* Task *
Every record must be repeated exactly; omit any pictures they contain.

——————————

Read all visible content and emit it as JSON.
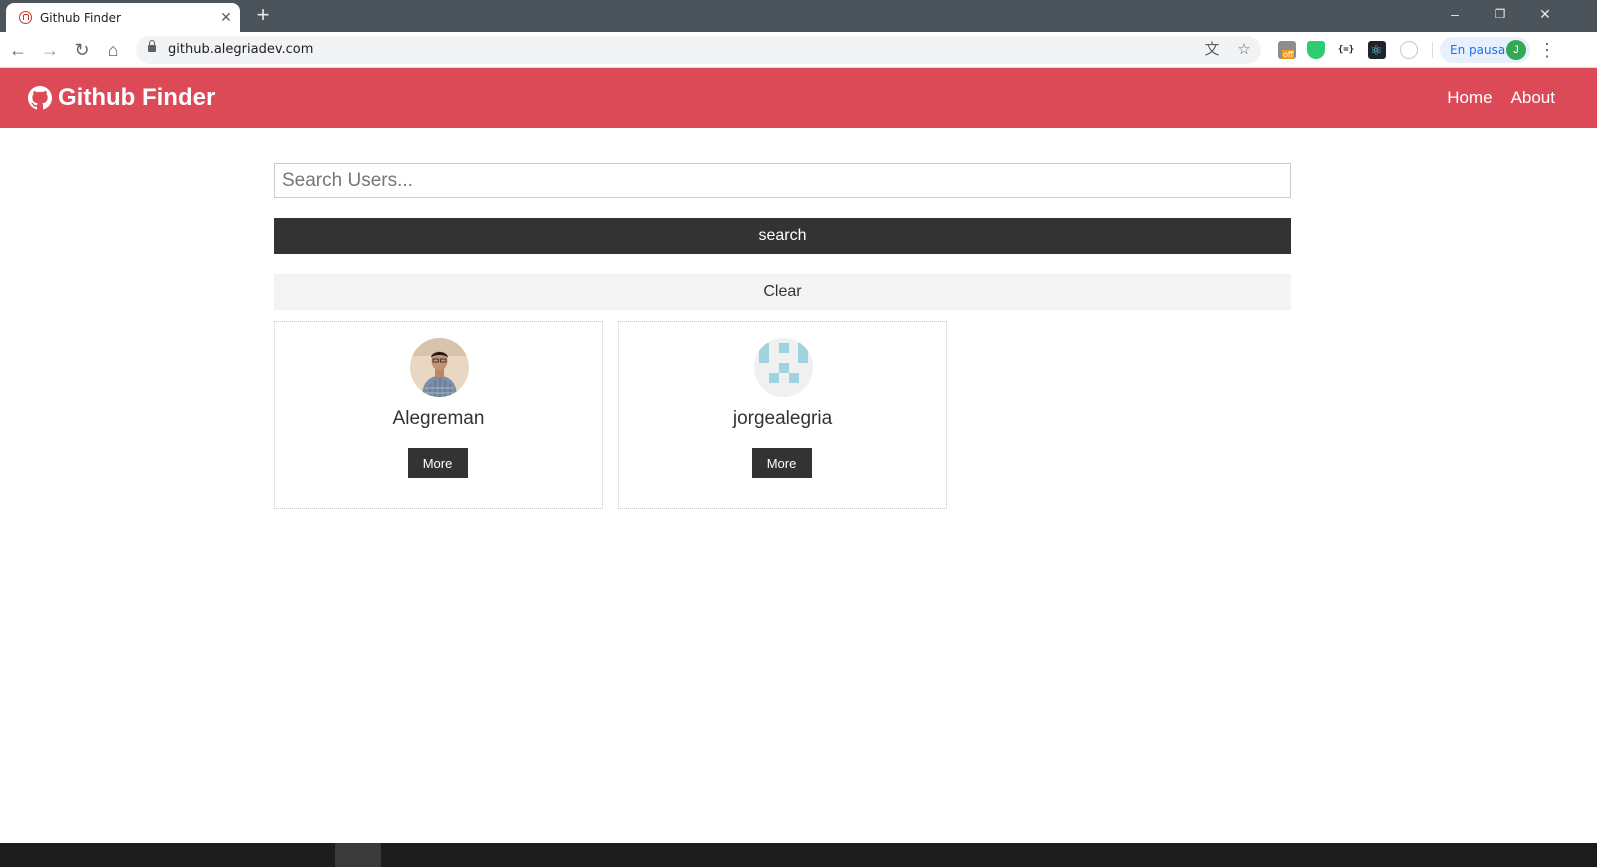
{
  "browser": {
    "tab_title": "Github Finder",
    "url": "github.alegriadev.com",
    "profile_status": "En pausa",
    "profile_initial": "J",
    "ext_off_label": "off",
    "ext_json_label": "{=}"
  },
  "app": {
    "brand": "Github Finder",
    "nav": [
      {
        "label": "Home"
      },
      {
        "label": "About"
      }
    ]
  },
  "search": {
    "placeholder": "Search Users...",
    "value": "",
    "submit_label": "search",
    "clear_label": "Clear"
  },
  "users": [
    {
      "login": "Alegreman",
      "more_label": "More",
      "avatar": "photo-avatar"
    },
    {
      "login": "jorgealegria",
      "more_label": "More",
      "avatar": "identicon-avatar"
    }
  ],
  "colors": {
    "navbar": "#dc4a57",
    "dark_button": "#333333",
    "light_button": "#f4f4f4",
    "identicon": "#9ed4e0"
  }
}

——————————

* Task result *
Read all visible content and emit it as JSON.
{
  "browser": {
    "tab_title": "Github Finder",
    "url": "github.alegriadev.com",
    "profile_status": "En pausa",
    "profile_initial": "J",
    "ext_off_label": "off",
    "ext_json_label": "{=}"
  },
  "app": {
    "brand": "Github Finder",
    "nav": [
      {
        "label": "Home"
      },
      {
        "label": "About"
      }
    ]
  },
  "search": {
    "placeholder": "Search Users...",
    "value": "",
    "submit_label": "search",
    "clear_label": "Clear"
  },
  "users": [
    {
      "login": "Alegreman",
      "more_label": "More",
      "avatar": "photo-avatar"
    },
    {
      "login": "jorgealegria",
      "more_label": "More",
      "avatar": "identicon-avatar"
    }
  ],
  "colors": {
    "navbar": "#dc4a57",
    "dark_button": "#333333",
    "light_button": "#f4f4f4",
    "identicon": "#9ed4e0"
  }
}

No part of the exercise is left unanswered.